-- start of Data for this exercise --

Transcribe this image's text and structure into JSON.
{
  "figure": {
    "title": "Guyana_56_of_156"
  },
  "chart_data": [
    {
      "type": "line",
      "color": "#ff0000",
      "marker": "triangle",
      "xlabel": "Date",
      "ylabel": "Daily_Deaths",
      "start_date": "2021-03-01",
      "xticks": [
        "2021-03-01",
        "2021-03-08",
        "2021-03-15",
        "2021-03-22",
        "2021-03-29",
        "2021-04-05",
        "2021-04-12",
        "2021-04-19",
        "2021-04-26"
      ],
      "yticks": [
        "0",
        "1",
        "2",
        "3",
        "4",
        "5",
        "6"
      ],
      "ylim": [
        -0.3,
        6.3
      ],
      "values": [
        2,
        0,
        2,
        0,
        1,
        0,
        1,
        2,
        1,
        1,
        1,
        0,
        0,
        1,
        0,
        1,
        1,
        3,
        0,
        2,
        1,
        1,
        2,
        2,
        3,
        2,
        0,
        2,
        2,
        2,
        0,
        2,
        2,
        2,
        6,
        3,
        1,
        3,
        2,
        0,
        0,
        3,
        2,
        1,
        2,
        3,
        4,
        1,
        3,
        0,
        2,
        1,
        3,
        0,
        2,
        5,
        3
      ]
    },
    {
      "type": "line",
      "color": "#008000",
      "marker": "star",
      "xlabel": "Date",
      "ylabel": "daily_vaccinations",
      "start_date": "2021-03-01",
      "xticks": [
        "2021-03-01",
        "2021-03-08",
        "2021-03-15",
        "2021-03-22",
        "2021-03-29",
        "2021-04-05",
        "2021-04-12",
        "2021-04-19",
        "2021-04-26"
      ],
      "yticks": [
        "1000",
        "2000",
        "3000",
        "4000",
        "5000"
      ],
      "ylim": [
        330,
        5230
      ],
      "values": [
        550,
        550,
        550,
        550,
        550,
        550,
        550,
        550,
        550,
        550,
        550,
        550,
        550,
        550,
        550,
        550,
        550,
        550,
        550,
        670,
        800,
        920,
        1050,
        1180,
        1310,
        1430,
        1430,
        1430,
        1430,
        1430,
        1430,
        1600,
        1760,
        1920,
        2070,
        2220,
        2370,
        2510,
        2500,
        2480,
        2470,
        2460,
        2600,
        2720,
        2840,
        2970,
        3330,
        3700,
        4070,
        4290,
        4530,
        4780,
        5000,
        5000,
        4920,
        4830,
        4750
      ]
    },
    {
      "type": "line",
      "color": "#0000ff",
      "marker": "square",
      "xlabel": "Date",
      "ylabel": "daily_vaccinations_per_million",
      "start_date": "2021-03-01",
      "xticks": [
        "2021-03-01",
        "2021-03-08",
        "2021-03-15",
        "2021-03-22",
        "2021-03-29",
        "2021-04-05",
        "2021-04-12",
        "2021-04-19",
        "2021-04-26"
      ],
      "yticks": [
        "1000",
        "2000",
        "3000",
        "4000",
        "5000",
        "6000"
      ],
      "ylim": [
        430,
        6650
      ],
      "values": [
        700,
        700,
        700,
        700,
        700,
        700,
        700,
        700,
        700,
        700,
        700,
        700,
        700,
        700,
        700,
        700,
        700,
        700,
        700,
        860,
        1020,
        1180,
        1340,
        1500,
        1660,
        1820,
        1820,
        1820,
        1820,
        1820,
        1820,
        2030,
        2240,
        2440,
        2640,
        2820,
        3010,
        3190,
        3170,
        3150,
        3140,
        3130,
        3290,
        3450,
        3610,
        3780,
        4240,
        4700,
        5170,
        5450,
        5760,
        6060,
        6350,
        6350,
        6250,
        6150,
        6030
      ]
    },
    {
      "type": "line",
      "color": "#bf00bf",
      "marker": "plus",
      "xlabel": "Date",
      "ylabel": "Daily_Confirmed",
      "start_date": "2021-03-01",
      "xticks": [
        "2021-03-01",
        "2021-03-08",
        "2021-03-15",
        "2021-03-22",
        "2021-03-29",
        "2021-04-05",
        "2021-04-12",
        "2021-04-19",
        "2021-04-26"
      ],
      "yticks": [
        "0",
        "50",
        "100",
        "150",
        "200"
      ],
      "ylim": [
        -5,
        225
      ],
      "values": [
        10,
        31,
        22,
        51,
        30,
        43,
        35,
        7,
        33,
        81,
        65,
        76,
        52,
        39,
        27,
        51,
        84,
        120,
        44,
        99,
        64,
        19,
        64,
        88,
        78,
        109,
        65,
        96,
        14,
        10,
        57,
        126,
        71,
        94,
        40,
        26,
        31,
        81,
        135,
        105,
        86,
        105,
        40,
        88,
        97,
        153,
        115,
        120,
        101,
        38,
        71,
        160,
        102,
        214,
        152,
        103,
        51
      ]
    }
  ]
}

-- end of Data for this exercise --

> [Objective] Write each line above out exactly.

> [Expected output]
Transcribe this image's text and structure into JSON.
{
  "figure": {
    "title": "Guyana_56_of_156"
  },
  "chart_data": [
    {
      "type": "line",
      "color": "#ff0000",
      "marker": "triangle",
      "xlabel": "Date",
      "ylabel": "Daily_Deaths",
      "start_date": "2021-03-01",
      "xticks": [
        "2021-03-01",
        "2021-03-08",
        "2021-03-15",
        "2021-03-22",
        "2021-03-29",
        "2021-04-05",
        "2021-04-12",
        "2021-04-19",
        "2021-04-26"
      ],
      "yticks": [
        "0",
        "1",
        "2",
        "3",
        "4",
        "5",
        "6"
      ],
      "ylim": [
        -0.3,
        6.3
      ],
      "values": [
        2,
        0,
        2,
        0,
        1,
        0,
        1,
        2,
        1,
        1,
        1,
        0,
        0,
        1,
        0,
        1,
        1,
        3,
        0,
        2,
        1,
        1,
        2,
        2,
        3,
        2,
        0,
        2,
        2,
        2,
        0,
        2,
        2,
        2,
        6,
        3,
        1,
        3,
        2,
        0,
        0,
        3,
        2,
        1,
        2,
        3,
        4,
        1,
        3,
        0,
        2,
        1,
        3,
        0,
        2,
        5,
        3
      ]
    },
    {
      "type": "line",
      "color": "#008000",
      "marker": "star",
      "xlabel": "Date",
      "ylabel": "daily_vaccinations",
      "start_date": "2021-03-01",
      "xticks": [
        "2021-03-01",
        "2021-03-08",
        "2021-03-15",
        "2021-03-22",
        "2021-03-29",
        "2021-04-05",
        "2021-04-12",
        "2021-04-19",
        "2021-04-26"
      ],
      "yticks": [
        "1000",
        "2000",
        "3000",
        "4000",
        "5000"
      ],
      "ylim": [
        330,
        5230
      ],
      "values": [
        550,
        550,
        550,
        550,
        550,
        550,
        550,
        550,
        550,
        550,
        550,
        550,
        550,
        550,
        550,
        550,
        550,
        550,
        550,
        670,
        800,
        920,
        1050,
        1180,
        1310,
        1430,
        1430,
        1430,
        1430,
        1430,
        1430,
        1600,
        1760,
        1920,
        2070,
        2220,
        2370,
        2510,
        2500,
        2480,
        2470,
        2460,
        2600,
        2720,
        2840,
        2970,
        3330,
        3700,
        4070,
        4290,
        4530,
        4780,
        5000,
        5000,
        4920,
        4830,
        4750
      ]
    },
    {
      "type": "line",
      "color": "#0000ff",
      "marker": "square",
      "xlabel": "Date",
      "ylabel": "daily_vaccinations_per_million",
      "start_date": "2021-03-01",
      "xticks": [
        "2021-03-01",
        "2021-03-08",
        "2021-03-15",
        "2021-03-22",
        "2021-03-29",
        "2021-04-05",
        "2021-04-12",
        "2021-04-19",
        "2021-04-26"
      ],
      "yticks": [
        "1000",
        "2000",
        "3000",
        "4000",
        "5000",
        "6000"
      ],
      "ylim": [
        430,
        6650
      ],
      "values": [
        700,
        700,
        700,
        700,
        700,
        700,
        700,
        700,
        700,
        700,
        700,
        700,
        700,
        700,
        700,
        700,
        700,
        700,
        700,
        860,
        1020,
        1180,
        1340,
        1500,
        1660,
        1820,
        1820,
        1820,
        1820,
        1820,
        1820,
        2030,
        2240,
        2440,
        2640,
        2820,
        3010,
        3190,
        3170,
        3150,
        3140,
        3130,
        3290,
        3450,
        3610,
        3780,
        4240,
        4700,
        5170,
        5450,
        5760,
        6060,
        6350,
        6350,
        6250,
        6150,
        6030
      ]
    },
    {
      "type": "line",
      "color": "#bf00bf",
      "marker": "plus",
      "xlabel": "Date",
      "ylabel": "Daily_Confirmed",
      "start_date": "2021-03-01",
      "xticks": [
        "2021-03-01",
        "2021-03-08",
        "2021-03-15",
        "2021-03-22",
        "2021-03-29",
        "2021-04-05",
        "2021-04-12",
        "2021-04-19",
        "2021-04-26"
      ],
      "yticks": [
        "0",
        "50",
        "100",
        "150",
        "200"
      ],
      "ylim": [
        -5,
        225
      ],
      "values": [
        10,
        31,
        22,
        51,
        30,
        43,
        35,
        7,
        33,
        81,
        65,
        76,
        52,
        39,
        27,
        51,
        84,
        120,
        44,
        99,
        64,
        19,
        64,
        88,
        78,
        109,
        65,
        96,
        14,
        10,
        57,
        126,
        71,
        94,
        40,
        26,
        31,
        81,
        135,
        105,
        86,
        105,
        40,
        88,
        97,
        153,
        115,
        120,
        101,
        38,
        71,
        160,
        102,
        214,
        152,
        103,
        51
      ]
    }
  ]
}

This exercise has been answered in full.